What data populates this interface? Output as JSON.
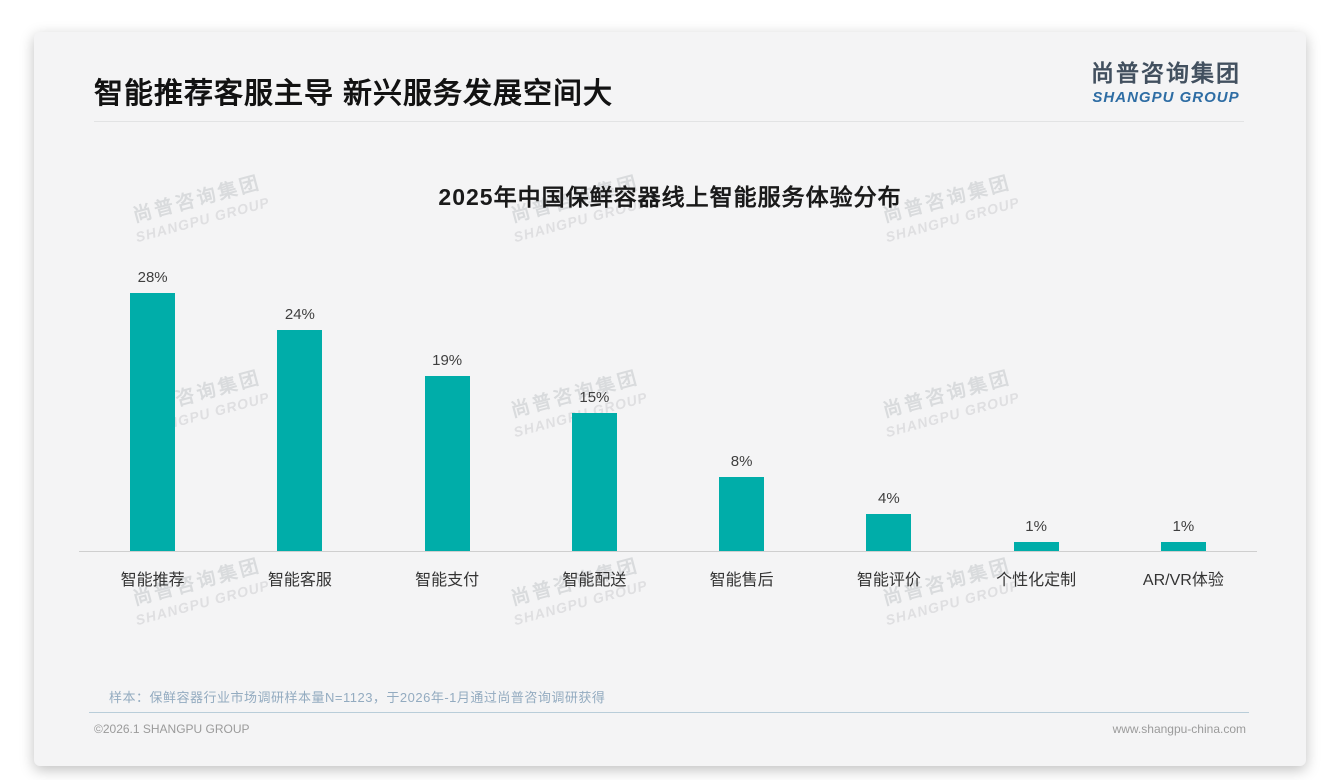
{
  "header": {
    "title": "智能推荐客服主导 新兴服务发展空间大"
  },
  "logo": {
    "cn": "尚普咨询集团",
    "en": "SHANGPU GROUP"
  },
  "watermark": {
    "line1": "尚普咨询集团",
    "line2": "SHANGPU GROUP"
  },
  "chart_data": {
    "type": "bar",
    "title": "2025年中国保鲜容器线上智能服务体验分布",
    "categories": [
      "智能推荐",
      "智能客服",
      "智能支付",
      "智能配送",
      "智能售后",
      "智能评价",
      "个性化定制",
      "AR/VR体验"
    ],
    "values": [
      28,
      24,
      19,
      15,
      8,
      4,
      1,
      1
    ],
    "value_labels": [
      "28%",
      "24%",
      "19%",
      "15%",
      "8%",
      "4%",
      "1%",
      "1%"
    ],
    "unit": "%",
    "ylim": [
      0,
      30
    ],
    "bar_color": "#00ADA9",
    "grid": false,
    "legend": false,
    "xlabel": "",
    "ylabel": ""
  },
  "footnote": {
    "sample_note": "样本：保鲜容器行业市场调研样本量N=1123，于2026年-1月通过尚普咨询调研获得"
  },
  "footer": {
    "copyright": "©2026.1 SHANGPU GROUP",
    "website": "www.shangpu-china.com"
  }
}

☆ ☆ ☆

• **Exercise brief**
Which lines include "title"? Copy each of them out.

• **Worked solution**
    "title": "智能推荐客服主导 新兴服务发展空间大"
    "title": "2025年中国保鲜容器线上智能服务体验分布",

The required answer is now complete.